§ Your objective
Below is a block of records. Copy every line in it that contains the word "maximum".

§ Rows
--*--
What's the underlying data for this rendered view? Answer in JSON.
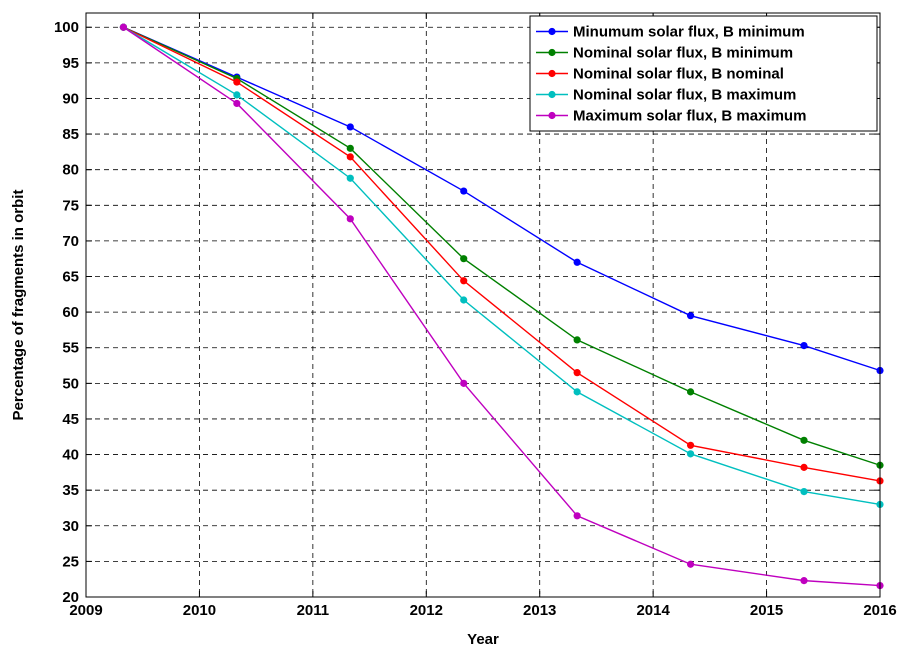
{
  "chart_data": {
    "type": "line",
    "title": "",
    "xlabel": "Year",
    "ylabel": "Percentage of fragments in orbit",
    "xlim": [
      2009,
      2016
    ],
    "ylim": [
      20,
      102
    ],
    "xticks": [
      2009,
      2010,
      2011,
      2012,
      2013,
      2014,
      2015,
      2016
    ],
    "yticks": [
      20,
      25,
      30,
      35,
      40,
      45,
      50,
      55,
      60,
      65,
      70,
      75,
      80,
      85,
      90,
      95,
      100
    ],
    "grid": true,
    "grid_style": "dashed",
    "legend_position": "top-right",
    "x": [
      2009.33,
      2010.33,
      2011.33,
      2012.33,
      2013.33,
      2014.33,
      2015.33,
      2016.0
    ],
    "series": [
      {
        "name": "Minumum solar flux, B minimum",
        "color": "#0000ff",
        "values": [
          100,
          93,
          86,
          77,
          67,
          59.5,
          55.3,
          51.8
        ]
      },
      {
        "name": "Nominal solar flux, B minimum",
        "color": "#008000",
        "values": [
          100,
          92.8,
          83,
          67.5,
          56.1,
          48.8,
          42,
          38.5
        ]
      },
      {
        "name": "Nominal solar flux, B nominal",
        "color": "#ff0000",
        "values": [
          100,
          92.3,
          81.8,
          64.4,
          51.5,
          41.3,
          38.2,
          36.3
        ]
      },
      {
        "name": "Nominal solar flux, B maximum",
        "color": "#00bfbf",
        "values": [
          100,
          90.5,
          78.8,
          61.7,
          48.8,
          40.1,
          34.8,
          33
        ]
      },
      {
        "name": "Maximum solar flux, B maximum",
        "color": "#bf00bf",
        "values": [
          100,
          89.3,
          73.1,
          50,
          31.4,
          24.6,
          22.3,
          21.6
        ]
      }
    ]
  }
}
--*--
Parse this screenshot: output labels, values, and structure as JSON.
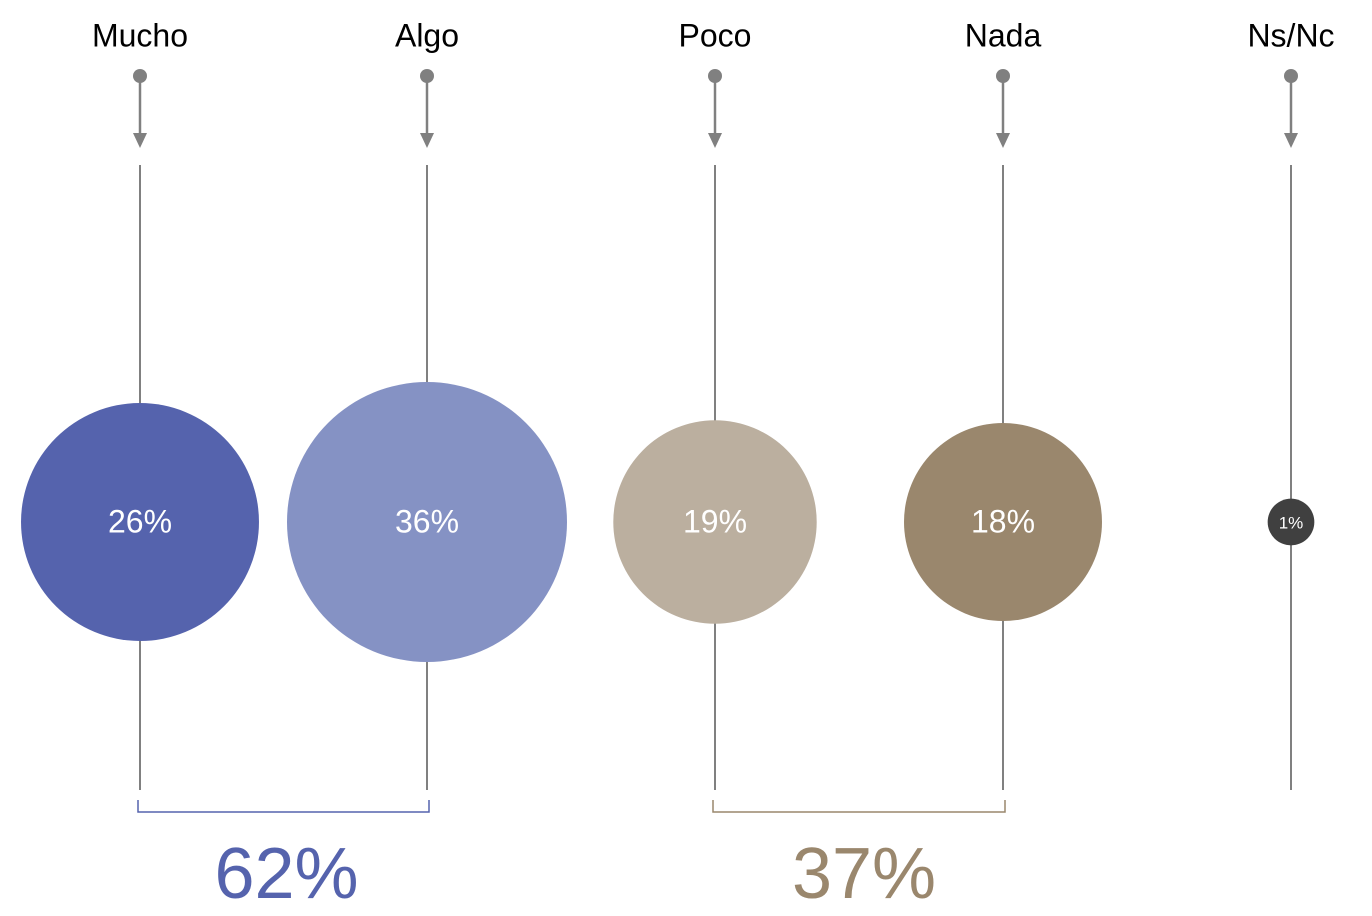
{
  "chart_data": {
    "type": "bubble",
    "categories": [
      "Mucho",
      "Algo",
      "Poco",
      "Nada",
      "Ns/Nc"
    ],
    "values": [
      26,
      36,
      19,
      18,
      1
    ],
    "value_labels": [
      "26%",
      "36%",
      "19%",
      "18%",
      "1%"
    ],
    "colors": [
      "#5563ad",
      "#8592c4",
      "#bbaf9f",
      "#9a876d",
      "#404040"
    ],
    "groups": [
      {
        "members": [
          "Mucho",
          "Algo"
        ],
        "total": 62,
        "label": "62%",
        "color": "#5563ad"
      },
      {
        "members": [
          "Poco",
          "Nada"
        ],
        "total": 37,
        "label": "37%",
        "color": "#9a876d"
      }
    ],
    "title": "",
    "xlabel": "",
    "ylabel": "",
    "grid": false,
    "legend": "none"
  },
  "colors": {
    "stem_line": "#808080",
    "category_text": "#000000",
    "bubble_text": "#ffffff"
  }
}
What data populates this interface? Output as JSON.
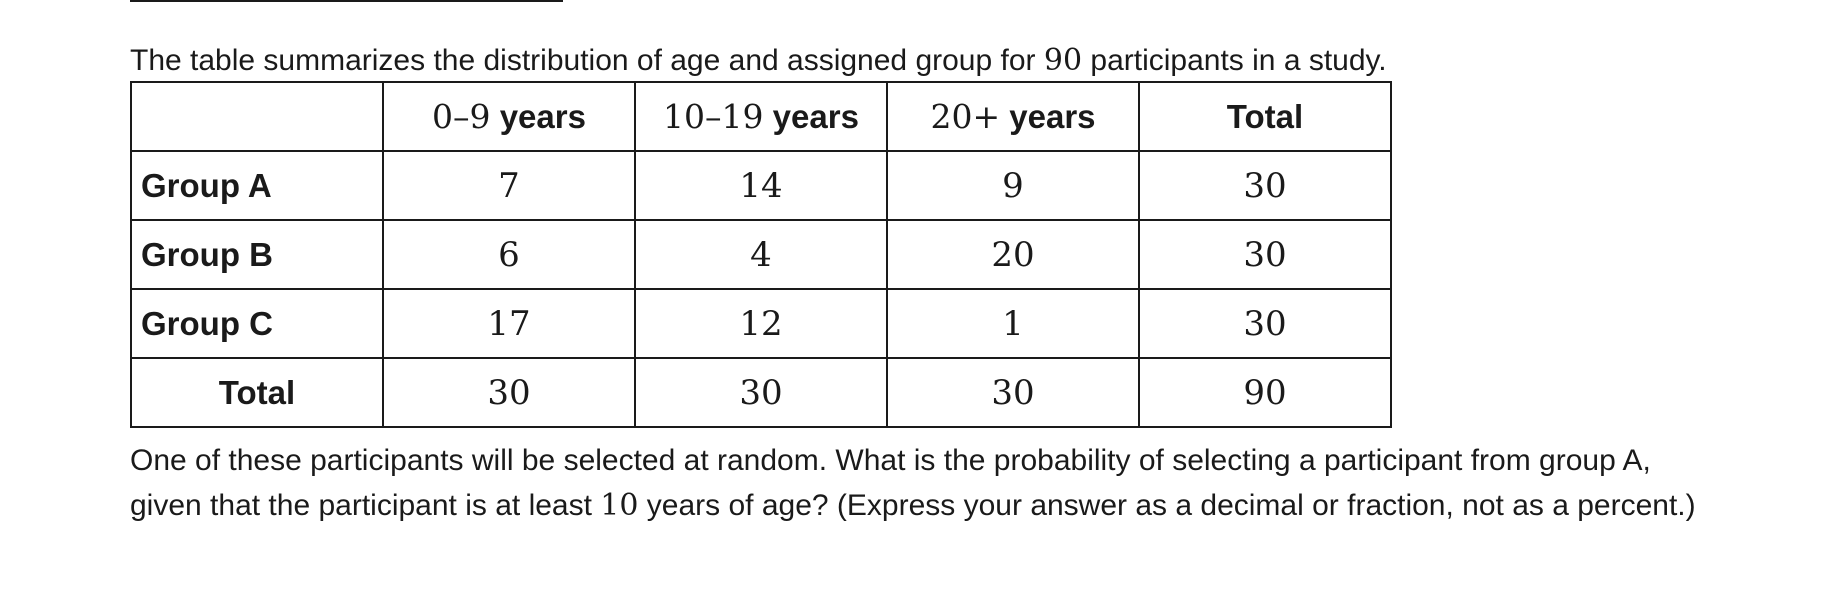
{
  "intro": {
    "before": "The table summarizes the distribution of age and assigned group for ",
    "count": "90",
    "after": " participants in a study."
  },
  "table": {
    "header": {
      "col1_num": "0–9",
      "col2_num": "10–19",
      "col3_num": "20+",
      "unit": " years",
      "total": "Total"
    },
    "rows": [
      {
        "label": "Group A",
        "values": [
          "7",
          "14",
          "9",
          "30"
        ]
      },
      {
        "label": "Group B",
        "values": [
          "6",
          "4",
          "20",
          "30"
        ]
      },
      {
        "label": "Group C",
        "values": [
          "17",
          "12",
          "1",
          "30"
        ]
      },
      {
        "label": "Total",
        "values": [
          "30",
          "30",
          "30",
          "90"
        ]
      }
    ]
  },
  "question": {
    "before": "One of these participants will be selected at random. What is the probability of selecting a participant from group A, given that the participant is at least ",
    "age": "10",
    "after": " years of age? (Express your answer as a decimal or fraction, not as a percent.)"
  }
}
--*--
§ Expected answer
        "name": "Nominal solar flux, B maximum",
        "name": "Maximum solar flux, B maximum",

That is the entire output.